(Records from a dataset)
★ ★ ★ ★
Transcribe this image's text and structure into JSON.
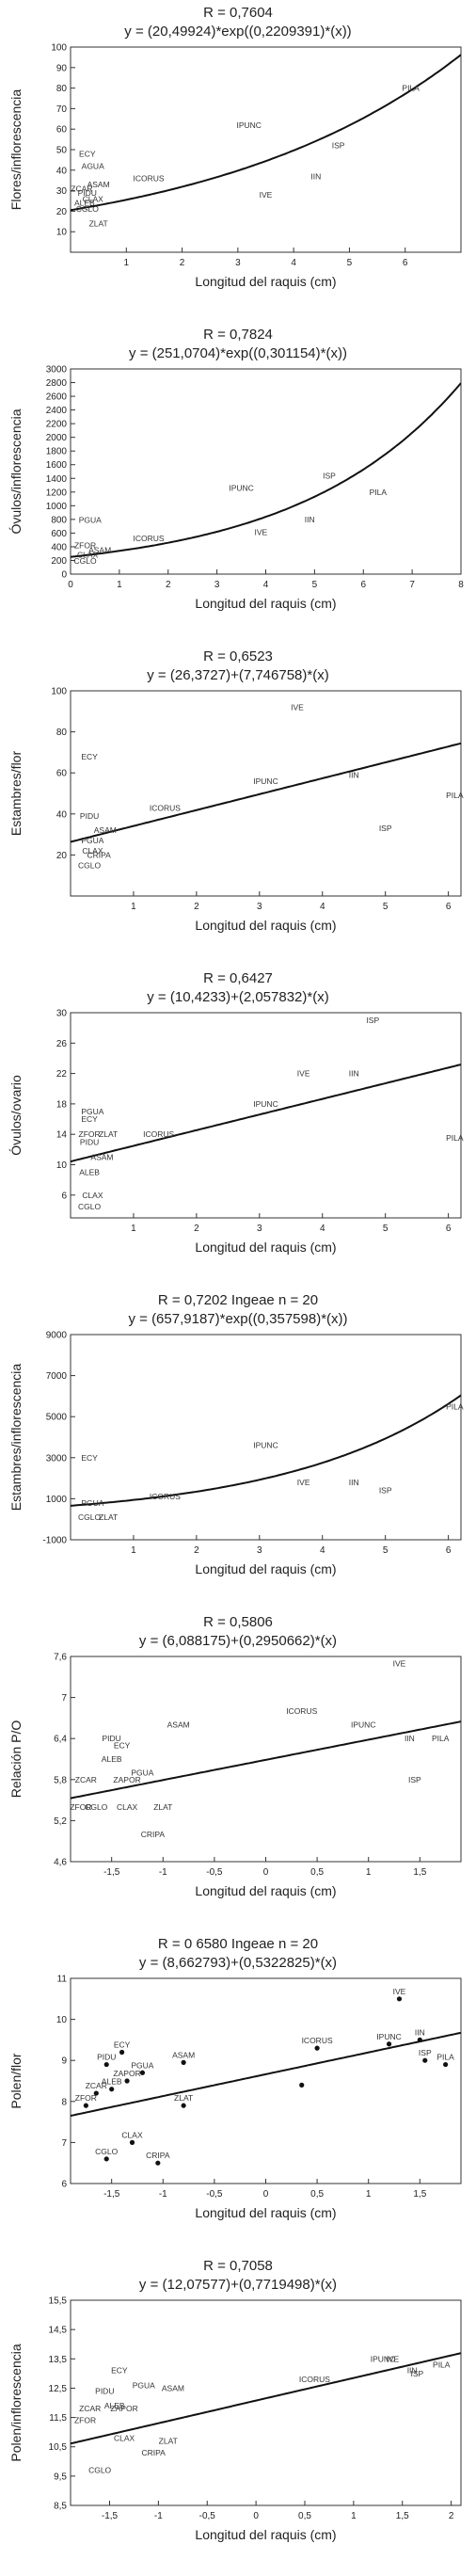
{
  "chart_data": [
    {
      "type": "scatter",
      "title": "R = 0,7604",
      "subtitle": "y = (20,49924)*exp((0,2209391)*(x))",
      "xlabel": "Longitud del raquis (cm)",
      "ylabel": "Flores/inflorescencia",
      "xlim": [
        0,
        7
      ],
      "ylim": [
        0,
        100
      ],
      "xticks": [
        1,
        2,
        3,
        4,
        5,
        6
      ],
      "yticks": [
        10,
        20,
        30,
        40,
        50,
        60,
        70,
        80,
        90,
        100
      ],
      "fit": {
        "kind": "exp",
        "a": 20.49924,
        "b": 0.2209391
      },
      "markers": false,
      "points": [
        {
          "label": "PILA",
          "x": 6.1,
          "y": 80
        },
        {
          "label": "IPUNC",
          "x": 3.2,
          "y": 62
        },
        {
          "label": "ISP",
          "x": 4.8,
          "y": 52
        },
        {
          "label": "IIN",
          "x": 4.4,
          "y": 37
        },
        {
          "label": "IVE",
          "x": 3.5,
          "y": 28
        },
        {
          "label": "ICORUS",
          "x": 1.4,
          "y": 36
        },
        {
          "label": "ECY",
          "x": 0.3,
          "y": 48
        },
        {
          "label": "AGUA",
          "x": 0.4,
          "y": 42
        },
        {
          "label": "ASAM",
          "x": 0.5,
          "y": 33
        },
        {
          "label": "ZCAR",
          "x": 0.2,
          "y": 31
        },
        {
          "label": "PIDU",
          "x": 0.3,
          "y": 29
        },
        {
          "label": "CLAX",
          "x": 0.4,
          "y": 26
        },
        {
          "label": "ALEB",
          "x": 0.25,
          "y": 24
        },
        {
          "label": "CGLO",
          "x": 0.3,
          "y": 21
        },
        {
          "label": "ZLAT",
          "x": 0.5,
          "y": 14
        }
      ]
    },
    {
      "type": "scatter",
      "title": "R = 0,7824",
      "subtitle": "y = (251,0704)*exp((0,301154)*(x))",
      "xlabel": "Longitud del raquis (cm)",
      "ylabel": "Óvulos/inflorescencia",
      "xlim": [
        0,
        8
      ],
      "ylim": [
        0,
        3000
      ],
      "xticks": [
        0,
        1,
        2,
        3,
        4,
        5,
        6,
        7,
        8
      ],
      "yticks": [
        0,
        200,
        400,
        600,
        800,
        1000,
        1200,
        1400,
        1600,
        1800,
        2000,
        2200,
        2400,
        2600,
        2800,
        3000
      ],
      "yticklabels": [
        "0",
        "200",
        "400",
        "600",
        "800",
        "1000",
        "1200",
        "1400",
        "1600",
        "1800",
        "2000",
        "2200",
        "2400",
        "2600",
        "2800",
        "3000"
      ],
      "fit": {
        "kind": "exp",
        "a": 251.0704,
        "b": 0.301154
      },
      "markers": false,
      "points": [
        {
          "label": "ISP",
          "x": 5.3,
          "y": 1440
        },
        {
          "label": "PILA",
          "x": 6.3,
          "y": 1200
        },
        {
          "label": "IPUNC",
          "x": 3.5,
          "y": 1260
        },
        {
          "label": "IIN",
          "x": 4.9,
          "y": 800
        },
        {
          "label": "IVE",
          "x": 3.9,
          "y": 610
        },
        {
          "label": "ICORUS",
          "x": 1.6,
          "y": 520
        },
        {
          "label": "PGUA",
          "x": 0.4,
          "y": 790
        },
        {
          "label": "ZFOR",
          "x": 0.3,
          "y": 420
        },
        {
          "label": "ASAM",
          "x": 0.6,
          "y": 350
        },
        {
          "label": "CLAX",
          "x": 0.35,
          "y": 280
        },
        {
          "label": "CGLO",
          "x": 0.3,
          "y": 190
        }
      ]
    },
    {
      "type": "scatter",
      "title": "R = 0,6523",
      "subtitle": "y = (26,3727)+(7,746758)*(x)",
      "xlabel": "Longitud del raquis (cm)",
      "ylabel": "Estambres/flor",
      "xlim": [
        0,
        6.2
      ],
      "ylim": [
        0,
        100
      ],
      "xticks": [
        1,
        2,
        3,
        4,
        5,
        6
      ],
      "yticks": [
        20,
        40,
        60,
        80,
        100
      ],
      "fit": {
        "kind": "linear",
        "a": 26.3727,
        "b": 7.746758
      },
      "markers": false,
      "points": [
        {
          "label": "IVE",
          "x": 3.6,
          "y": 92
        },
        {
          "label": "ECY",
          "x": 0.3,
          "y": 68
        },
        {
          "label": "IIN",
          "x": 4.5,
          "y": 59
        },
        {
          "label": "IPUNC",
          "x": 3.1,
          "y": 56
        },
        {
          "label": "PILA",
          "x": 6.1,
          "y": 49
        },
        {
          "label": "ICORUS",
          "x": 1.5,
          "y": 43
        },
        {
          "label": "PIDU",
          "x": 0.3,
          "y": 39
        },
        {
          "label": "ISP",
          "x": 5.0,
          "y": 33
        },
        {
          "label": "ASAM",
          "x": 0.55,
          "y": 32
        },
        {
          "label": "PGUA",
          "x": 0.35,
          "y": 27
        },
        {
          "label": "CLAX",
          "x": 0.35,
          "y": 22
        },
        {
          "label": "CRIPA",
          "x": 0.45,
          "y": 20
        },
        {
          "label": "CGLO",
          "x": 0.3,
          "y": 15
        }
      ]
    },
    {
      "type": "scatter",
      "title": "R = 0,6427",
      "subtitle": "y = (10,4233)+(2,057832)*(x)",
      "xlabel": "Longitud del raquis (cm)",
      "ylabel": "Óvulos/ovario",
      "xlim": [
        0,
        6.2
      ],
      "ylim": [
        3,
        30
      ],
      "xticks": [
        1,
        2,
        3,
        4,
        5,
        6
      ],
      "yticks": [
        6,
        10,
        14,
        18,
        22,
        26,
        30
      ],
      "fit": {
        "kind": "linear",
        "a": 10.4233,
        "b": 2.057832
      },
      "markers": false,
      "points": [
        {
          "label": "ISP",
          "x": 4.8,
          "y": 29
        },
        {
          "label": "IVE",
          "x": 3.7,
          "y": 22
        },
        {
          "label": "IIN",
          "x": 4.5,
          "y": 22
        },
        {
          "label": "IPUNC",
          "x": 3.1,
          "y": 18
        },
        {
          "label": "PGUA",
          "x": 0.35,
          "y": 17
        },
        {
          "label": "ECY",
          "x": 0.3,
          "y": 16
        },
        {
          "label": "ZFOR",
          "x": 0.3,
          "y": 14
        },
        {
          "label": "ZLAT",
          "x": 0.6,
          "y": 14
        },
        {
          "label": "ICORUS",
          "x": 1.4,
          "y": 14
        },
        {
          "label": "PILA",
          "x": 6.1,
          "y": 13.5
        },
        {
          "label": "PIDU",
          "x": 0.3,
          "y": 13
        },
        {
          "label": "ASAM",
          "x": 0.5,
          "y": 11
        },
        {
          "label": "ALEB",
          "x": 0.3,
          "y": 9
        },
        {
          "label": "CLAX",
          "x": 0.35,
          "y": 6
        },
        {
          "label": "CGLO",
          "x": 0.3,
          "y": 4.5
        }
      ]
    },
    {
      "type": "scatter",
      "title": "R = 0,7202 Ingeae n = 20",
      "subtitle": "y = (657,9187)*exp((0,357598)*(x))",
      "xlabel": "Longitud del raquis (cm)",
      "ylabel": "Estambres/inflorescencia",
      "xlim": [
        0,
        6.2
      ],
      "ylim": [
        -1000,
        9000
      ],
      "xticks": [
        1,
        2,
        3,
        4,
        5,
        6
      ],
      "yticks": [
        -1000,
        1000,
        3000,
        5000,
        7000,
        9000
      ],
      "fit": {
        "kind": "exp",
        "a": 657.9187,
        "b": 0.357598
      },
      "markers": false,
      "points": [
        {
          "label": "PILA",
          "x": 6.1,
          "y": 5500
        },
        {
          "label": "IPUNC",
          "x": 3.1,
          "y": 3600
        },
        {
          "label": "ECY",
          "x": 0.3,
          "y": 3000
        },
        {
          "label": "IVE",
          "x": 3.7,
          "y": 1800
        },
        {
          "label": "IIN",
          "x": 4.5,
          "y": 1800
        },
        {
          "label": "ISP",
          "x": 5.0,
          "y": 1400
        },
        {
          "label": "ICORUS",
          "x": 1.5,
          "y": 1100
        },
        {
          "label": "PGUA",
          "x": 0.35,
          "y": 800
        },
        {
          "label": "CGLO",
          "x": 0.3,
          "y": 100
        },
        {
          "label": "ZLAT",
          "x": 0.6,
          "y": 100
        }
      ]
    },
    {
      "type": "scatter",
      "title": "R = 0,5806",
      "subtitle": "y = (6,088175)+(0,2950662)*(x)",
      "xlabel": "Longitud del raquis (cm)",
      "ylabel": "Relación P/O",
      "xlim": [
        -1.9,
        1.9
      ],
      "ylim": [
        4.6,
        7.6
      ],
      "xticks": [
        -1.5,
        -1,
        -0.5,
        0,
        0.5,
        1,
        1.5
      ],
      "xticklabels": [
        "-1,5",
        "-1",
        "-0,5",
        "0",
        "0,5",
        "1",
        "1,5"
      ],
      "yticks": [
        4.6,
        5.2,
        5.8,
        6.4,
        7,
        7.6
      ],
      "yticklabels": [
        "4,6",
        "5,2",
        "5,8",
        "6,4",
        "7",
        "7,6"
      ],
      "fit": {
        "kind": "linear",
        "a": 6.088175,
        "b": 0.2950662
      },
      "markers": false,
      "points": [
        {
          "label": "IVE",
          "x": 1.3,
          "y": 7.5
        },
        {
          "label": "ICORUS",
          "x": 0.35,
          "y": 6.8
        },
        {
          "label": "ASAM",
          "x": -0.85,
          "y": 6.6
        },
        {
          "label": "IPUNC",
          "x": 0.95,
          "y": 6.6
        },
        {
          "label": "PIDU",
          "x": -1.5,
          "y": 6.4
        },
        {
          "label": "IIN",
          "x": 1.4,
          "y": 6.4
        },
        {
          "label": "PILA",
          "x": 1.7,
          "y": 6.4
        },
        {
          "label": "ECY",
          "x": -1.4,
          "y": 6.3
        },
        {
          "label": "ALEB",
          "x": -1.5,
          "y": 6.1
        },
        {
          "label": "PGUA",
          "x": -1.2,
          "y": 5.9
        },
        {
          "label": "ZCAR",
          "x": -1.75,
          "y": 5.8
        },
        {
          "label": "ZAPOR",
          "x": -1.35,
          "y": 5.8
        },
        {
          "label": "ISP",
          "x": 1.45,
          "y": 5.8
        },
        {
          "label": "ZFOR",
          "x": -1.8,
          "y": 5.4
        },
        {
          "label": "CGLO",
          "x": -1.65,
          "y": 5.4
        },
        {
          "label": "CLAX",
          "x": -1.35,
          "y": 5.4
        },
        {
          "label": "ZLAT",
          "x": -1.0,
          "y": 5.4
        },
        {
          "label": "CRIPA",
          "x": -1.1,
          "y": 5.0
        }
      ]
    },
    {
      "type": "scatter",
      "title": "R = 0 6580 Ingeae n = 20",
      "subtitle": "y = (8,662793)+(0,5322825)*(x)",
      "xlabel": "Longitud del raquis (cm)",
      "ylabel": "Polen/flor",
      "xlim": [
        -1.9,
        1.9
      ],
      "ylim": [
        6,
        11
      ],
      "xticks": [
        -1.5,
        -1,
        -0.5,
        0,
        0.5,
        1,
        1.5
      ],
      "xticklabels": [
        "-1,5",
        "-1",
        "-0,5",
        "0",
        "0,5",
        "1",
        "1,5"
      ],
      "yticks": [
        6,
        7,
        8,
        9,
        10,
        11
      ],
      "fit": {
        "kind": "linear",
        "a": 8.662793,
        "b": 0.5322825
      },
      "markers": true,
      "points": [
        {
          "label": "IVE",
          "x": 1.3,
          "y": 10.5
        },
        {
          "label": "ICORUS",
          "x": 0.5,
          "y": 9.3
        },
        {
          "label": "IPUNC",
          "x": 1.2,
          "y": 9.4
        },
        {
          "label": "IIN",
          "x": 1.5,
          "y": 9.5
        },
        {
          "label": "ISP",
          "x": 1.55,
          "y": 9.0
        },
        {
          "label": "PILA",
          "x": 1.75,
          "y": 8.9
        },
        {
          "label": "ECY",
          "x": -1.4,
          "y": 9.2
        },
        {
          "label": "PIDU",
          "x": -1.55,
          "y": 8.9
        },
        {
          "label": "ASAM",
          "x": -0.8,
          "y": 8.95
        },
        {
          "label": "PGUA",
          "x": -1.2,
          "y": 8.7
        },
        {
          "label": "ZAPOR",
          "x": -1.35,
          "y": 8.5
        },
        {
          "label": "ALEB",
          "x": -1.5,
          "y": 8.3
        },
        {
          "label": "ZCAR",
          "x": -1.65,
          "y": 8.2
        },
        {
          "label": "ZFOR",
          "x": -1.75,
          "y": 7.9
        },
        {
          "label": "ZLAT",
          "x": -0.8,
          "y": 7.9
        },
        {
          "label": "CLAX",
          "x": -1.3,
          "y": 7.0
        },
        {
          "label": "CGLO",
          "x": -1.55,
          "y": 6.6
        },
        {
          "label": "CRIPA",
          "x": -1.05,
          "y": 6.5
        },
        {
          "label": "",
          "x": 0.35,
          "y": 8.4
        }
      ]
    },
    {
      "type": "scatter",
      "title": "R = 0,7058",
      "subtitle": "y = (12,07577)+(0,7719498)*(x)",
      "xlabel": "Longitud del raquis (cm)",
      "ylabel": "Polen/inflorescencia",
      "xlim": [
        -1.9,
        2.1
      ],
      "ylim": [
        8.5,
        15.5
      ],
      "xticks": [
        -1.5,
        -1,
        -0.5,
        0,
        0.5,
        1,
        1.5,
        2
      ],
      "xticklabels": [
        "-1,5",
        "-1",
        "-0,5",
        "0",
        "0,5",
        "1",
        "1,5",
        "2"
      ],
      "yticks": [
        8.5,
        9.5,
        10.5,
        11.5,
        12.5,
        13.5,
        14.5,
        15.5
      ],
      "yticklabels": [
        "8,5",
        "9,5",
        "10,5",
        "11,5",
        "12,5",
        "13,5",
        "14,5",
        "15,5"
      ],
      "fit": {
        "kind": "linear",
        "a": 12.07577,
        "b": 0.7719498
      },
      "markers": false,
      "points": [
        {
          "label": "IPUNC",
          "x": 1.3,
          "y": 13.5
        },
        {
          "label": "IVE",
          "x": 1.4,
          "y": 13.5
        },
        {
          "label": "PILA",
          "x": 1.9,
          "y": 13.3
        },
        {
          "label": "IIN",
          "x": 1.6,
          "y": 13.1
        },
        {
          "label": "ISP",
          "x": 1.65,
          "y": 13.0
        },
        {
          "label": "ICORUS",
          "x": 0.6,
          "y": 12.8
        },
        {
          "label": "ECY",
          "x": -1.4,
          "y": 13.1
        },
        {
          "label": "PGUA",
          "x": -1.15,
          "y": 12.6
        },
        {
          "label": "ASAM",
          "x": -0.85,
          "y": 12.5
        },
        {
          "label": "PIDU",
          "x": -1.55,
          "y": 12.4
        },
        {
          "label": "ALEB",
          "x": -1.45,
          "y": 11.9
        },
        {
          "label": "ZAPOR",
          "x": -1.35,
          "y": 11.8
        },
        {
          "label": "ZCAR",
          "x": -1.7,
          "y": 11.8
        },
        {
          "label": "ZFOR",
          "x": -1.75,
          "y": 11.4
        },
        {
          "label": "CLAX",
          "x": -1.35,
          "y": 10.8
        },
        {
          "label": "ZLAT",
          "x": -0.9,
          "y": 10.7
        },
        {
          "label": "CRIPA",
          "x": -1.05,
          "y": 10.3
        },
        {
          "label": "CGLO",
          "x": -1.6,
          "y": 9.7
        }
      ]
    }
  ]
}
★ ★ ★ ★
What this task involves: Pull out each line of the listing that holds the string "inflorescencia".

Answer to the problem:
      "ylabel": "Flores/inflorescencia",
      "ylabel": "Óvulos/inflorescencia",
      "ylabel": "Estambres/inflorescencia",
      "ylabel": "Polen/inflorescencia",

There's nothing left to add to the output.